■ EXERCISE OBJECTIVE ■
Return the records, each one exactly as written.

** start RECORDS PROVIDED **

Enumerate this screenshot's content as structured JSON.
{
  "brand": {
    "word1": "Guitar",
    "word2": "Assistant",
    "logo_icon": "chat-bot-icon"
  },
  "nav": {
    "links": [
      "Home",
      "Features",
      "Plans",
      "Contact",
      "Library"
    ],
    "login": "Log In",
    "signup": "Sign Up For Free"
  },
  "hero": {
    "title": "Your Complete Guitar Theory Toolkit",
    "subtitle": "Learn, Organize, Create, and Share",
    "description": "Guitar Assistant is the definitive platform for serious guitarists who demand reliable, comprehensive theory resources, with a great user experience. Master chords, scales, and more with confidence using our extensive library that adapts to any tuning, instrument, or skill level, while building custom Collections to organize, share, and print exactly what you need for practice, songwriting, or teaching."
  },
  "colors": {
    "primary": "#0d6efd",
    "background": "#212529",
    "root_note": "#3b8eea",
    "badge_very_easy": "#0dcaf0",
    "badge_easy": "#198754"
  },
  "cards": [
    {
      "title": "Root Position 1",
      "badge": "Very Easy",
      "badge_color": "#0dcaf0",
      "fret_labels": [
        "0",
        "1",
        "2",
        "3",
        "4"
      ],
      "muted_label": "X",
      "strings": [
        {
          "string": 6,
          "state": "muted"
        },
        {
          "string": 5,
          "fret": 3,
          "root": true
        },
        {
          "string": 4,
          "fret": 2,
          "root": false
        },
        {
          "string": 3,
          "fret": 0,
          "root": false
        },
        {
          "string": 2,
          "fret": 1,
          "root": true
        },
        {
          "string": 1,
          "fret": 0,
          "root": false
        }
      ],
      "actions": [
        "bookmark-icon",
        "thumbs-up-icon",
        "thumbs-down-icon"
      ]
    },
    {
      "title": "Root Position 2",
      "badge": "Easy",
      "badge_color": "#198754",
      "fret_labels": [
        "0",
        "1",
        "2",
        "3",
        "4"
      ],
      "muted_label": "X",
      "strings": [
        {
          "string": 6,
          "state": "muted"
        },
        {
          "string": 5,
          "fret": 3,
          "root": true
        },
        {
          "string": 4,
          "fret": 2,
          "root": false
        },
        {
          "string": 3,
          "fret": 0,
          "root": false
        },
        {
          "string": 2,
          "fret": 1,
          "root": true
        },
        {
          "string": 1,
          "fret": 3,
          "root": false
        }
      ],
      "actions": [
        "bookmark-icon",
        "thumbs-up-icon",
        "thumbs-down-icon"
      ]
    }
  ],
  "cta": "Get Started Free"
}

** end RECORDS PROVIDED **

■ RESULT FOR THIS TASK ■
Enumerate this screenshot's content as structured JSON.
{
  "brand": {
    "word1": "Guitar",
    "word2": "Assistant",
    "logo_icon": "chat-bot-icon"
  },
  "nav": {
    "links": [
      "Home",
      "Features",
      "Plans",
      "Contact",
      "Library"
    ],
    "login": "Log In",
    "signup": "Sign Up For Free"
  },
  "hero": {
    "title": "Your Complete Guitar Theory Toolkit",
    "subtitle": "Learn, Organize, Create, and Share",
    "description": "Guitar Assistant is the definitive platform for serious guitarists who demand reliable, comprehensive theory resources, with a great user experience. Master chords, scales, and more with confidence using our extensive library that adapts to any tuning, instrument, or skill level, while building custom Collections to organize, share, and print exactly what you need for practice, songwriting, or teaching."
  },
  "colors": {
    "primary": "#0d6efd",
    "background": "#212529",
    "root_note": "#3b8eea",
    "badge_very_easy": "#0dcaf0",
    "badge_easy": "#198754"
  },
  "cards": [
    {
      "title": "Root Position 1",
      "badge": "Very Easy",
      "badge_color": "#0dcaf0",
      "fret_labels": [
        "0",
        "1",
        "2",
        "3",
        "4"
      ],
      "muted_label": "X",
      "strings": [
        {
          "string": 6,
          "state": "muted"
        },
        {
          "string": 5,
          "fret": 3,
          "root": true
        },
        {
          "string": 4,
          "fret": 2,
          "root": false
        },
        {
          "string": 3,
          "fret": 0,
          "root": false
        },
        {
          "string": 2,
          "fret": 1,
          "root": true
        },
        {
          "string": 1,
          "fret": 0,
          "root": false
        }
      ],
      "actions": [
        "bookmark-icon",
        "thumbs-up-icon",
        "thumbs-down-icon"
      ]
    },
    {
      "title": "Root Position 2",
      "badge": "Easy",
      "badge_color": "#198754",
      "fret_labels": [
        "0",
        "1",
        "2",
        "3",
        "4"
      ],
      "muted_label": "X",
      "strings": [
        {
          "string": 6,
          "state": "muted"
        },
        {
          "string": 5,
          "fret": 3,
          "root": true
        },
        {
          "string": 4,
          "fret": 2,
          "root": false
        },
        {
          "string": 3,
          "fret": 0,
          "root": false
        },
        {
          "string": 2,
          "fret": 1,
          "root": true
        },
        {
          "string": 1,
          "fret": 3,
          "root": false
        }
      ],
      "actions": [
        "bookmark-icon",
        "thumbs-up-icon",
        "thumbs-down-icon"
      ]
    }
  ],
  "cta": "Get Started Free"
}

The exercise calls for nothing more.